### Exercise details
For each line of the data below that holds "kahden", copy the line.

[Some records]
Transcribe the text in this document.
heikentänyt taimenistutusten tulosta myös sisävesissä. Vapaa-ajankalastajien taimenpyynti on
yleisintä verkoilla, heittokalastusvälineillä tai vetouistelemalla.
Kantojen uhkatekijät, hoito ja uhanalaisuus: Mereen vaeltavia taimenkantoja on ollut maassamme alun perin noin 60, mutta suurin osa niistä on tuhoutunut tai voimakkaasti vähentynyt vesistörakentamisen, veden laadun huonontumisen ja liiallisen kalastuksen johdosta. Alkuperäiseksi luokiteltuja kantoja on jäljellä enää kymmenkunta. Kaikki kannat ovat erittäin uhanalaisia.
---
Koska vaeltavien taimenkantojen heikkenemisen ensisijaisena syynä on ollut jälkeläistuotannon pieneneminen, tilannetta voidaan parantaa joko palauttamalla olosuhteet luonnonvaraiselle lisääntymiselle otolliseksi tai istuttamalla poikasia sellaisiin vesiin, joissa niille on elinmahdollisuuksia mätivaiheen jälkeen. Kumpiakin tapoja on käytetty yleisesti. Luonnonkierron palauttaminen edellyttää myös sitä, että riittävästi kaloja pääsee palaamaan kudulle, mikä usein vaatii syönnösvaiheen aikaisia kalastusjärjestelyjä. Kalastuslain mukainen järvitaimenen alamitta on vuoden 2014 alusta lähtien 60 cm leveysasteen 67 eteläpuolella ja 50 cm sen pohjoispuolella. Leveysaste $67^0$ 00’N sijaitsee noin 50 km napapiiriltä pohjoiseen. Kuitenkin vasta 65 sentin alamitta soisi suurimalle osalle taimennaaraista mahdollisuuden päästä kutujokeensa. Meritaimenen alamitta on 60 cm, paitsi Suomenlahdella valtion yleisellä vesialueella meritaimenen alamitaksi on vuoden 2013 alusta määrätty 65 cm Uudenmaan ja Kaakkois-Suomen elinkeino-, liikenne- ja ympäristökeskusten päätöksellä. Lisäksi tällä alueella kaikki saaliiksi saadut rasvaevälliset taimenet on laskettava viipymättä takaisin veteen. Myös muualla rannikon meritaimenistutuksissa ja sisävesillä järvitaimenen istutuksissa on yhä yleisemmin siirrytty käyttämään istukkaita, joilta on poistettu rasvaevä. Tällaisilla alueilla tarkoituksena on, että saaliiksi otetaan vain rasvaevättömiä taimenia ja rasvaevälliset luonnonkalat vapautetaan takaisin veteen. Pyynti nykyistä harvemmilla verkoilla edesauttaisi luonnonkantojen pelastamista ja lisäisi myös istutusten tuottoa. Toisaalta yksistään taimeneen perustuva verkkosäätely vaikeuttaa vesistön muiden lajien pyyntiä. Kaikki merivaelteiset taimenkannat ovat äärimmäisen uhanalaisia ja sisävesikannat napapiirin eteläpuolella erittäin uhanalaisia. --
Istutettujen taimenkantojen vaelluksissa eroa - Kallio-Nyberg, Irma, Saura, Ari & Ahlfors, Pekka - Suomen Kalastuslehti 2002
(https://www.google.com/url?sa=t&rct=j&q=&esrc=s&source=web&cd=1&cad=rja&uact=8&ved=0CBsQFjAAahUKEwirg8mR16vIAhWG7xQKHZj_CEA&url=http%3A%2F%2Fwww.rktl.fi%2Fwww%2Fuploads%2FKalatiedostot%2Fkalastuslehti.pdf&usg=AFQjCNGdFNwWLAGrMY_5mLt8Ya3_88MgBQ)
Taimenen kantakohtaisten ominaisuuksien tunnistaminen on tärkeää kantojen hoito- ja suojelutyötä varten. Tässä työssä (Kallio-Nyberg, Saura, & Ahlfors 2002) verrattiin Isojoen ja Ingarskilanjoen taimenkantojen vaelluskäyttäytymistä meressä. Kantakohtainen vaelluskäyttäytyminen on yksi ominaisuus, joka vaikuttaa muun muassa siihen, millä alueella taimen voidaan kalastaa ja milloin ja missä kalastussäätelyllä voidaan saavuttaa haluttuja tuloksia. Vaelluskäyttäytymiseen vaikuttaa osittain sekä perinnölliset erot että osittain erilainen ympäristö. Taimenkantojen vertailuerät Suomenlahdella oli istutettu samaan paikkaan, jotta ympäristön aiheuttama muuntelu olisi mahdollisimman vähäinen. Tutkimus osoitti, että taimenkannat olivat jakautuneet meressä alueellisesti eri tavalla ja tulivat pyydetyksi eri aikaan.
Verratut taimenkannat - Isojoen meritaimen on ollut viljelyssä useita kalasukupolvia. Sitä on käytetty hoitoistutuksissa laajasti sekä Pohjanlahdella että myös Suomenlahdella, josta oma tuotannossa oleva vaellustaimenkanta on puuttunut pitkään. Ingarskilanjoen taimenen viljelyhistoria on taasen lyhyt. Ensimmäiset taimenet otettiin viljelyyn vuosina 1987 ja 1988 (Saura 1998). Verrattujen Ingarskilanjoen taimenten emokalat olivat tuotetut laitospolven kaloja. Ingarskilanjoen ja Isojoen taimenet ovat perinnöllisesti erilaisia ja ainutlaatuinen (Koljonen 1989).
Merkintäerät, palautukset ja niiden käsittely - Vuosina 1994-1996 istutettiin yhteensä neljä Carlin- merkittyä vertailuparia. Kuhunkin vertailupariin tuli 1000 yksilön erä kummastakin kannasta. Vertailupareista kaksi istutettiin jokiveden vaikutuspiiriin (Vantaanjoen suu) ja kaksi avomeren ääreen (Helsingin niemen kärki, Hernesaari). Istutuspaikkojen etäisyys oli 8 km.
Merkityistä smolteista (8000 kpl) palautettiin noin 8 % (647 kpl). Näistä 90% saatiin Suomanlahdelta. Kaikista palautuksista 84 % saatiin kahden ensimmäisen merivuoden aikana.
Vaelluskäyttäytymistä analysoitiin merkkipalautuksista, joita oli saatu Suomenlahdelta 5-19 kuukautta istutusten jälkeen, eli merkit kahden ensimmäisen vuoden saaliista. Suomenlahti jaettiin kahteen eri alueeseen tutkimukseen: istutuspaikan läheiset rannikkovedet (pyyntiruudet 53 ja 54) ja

### Task output
Merkityistä smolteista (8000 kpl) palautettiin noin 8 % (647 kpl). Näistä 90% saatiin Suomanlahdelta. Kaikista palautuksista 84 % saatiin kahden ensimmäisen merivuoden aikana.
Vaelluskäyttäytymistä analysoitiin merkkipalautuksista, joita oli saatu Suomenlahdelta 5-19 kuukautta istutusten jälkeen, eli merkit kahden ensimmäisen vuoden saaliista. Suomenlahti jaettiin kahteen eri alueeseen tutkimukseen: istutuspaikan läheiset rannikkovedet (pyyntiruudet 53 ja 54) ja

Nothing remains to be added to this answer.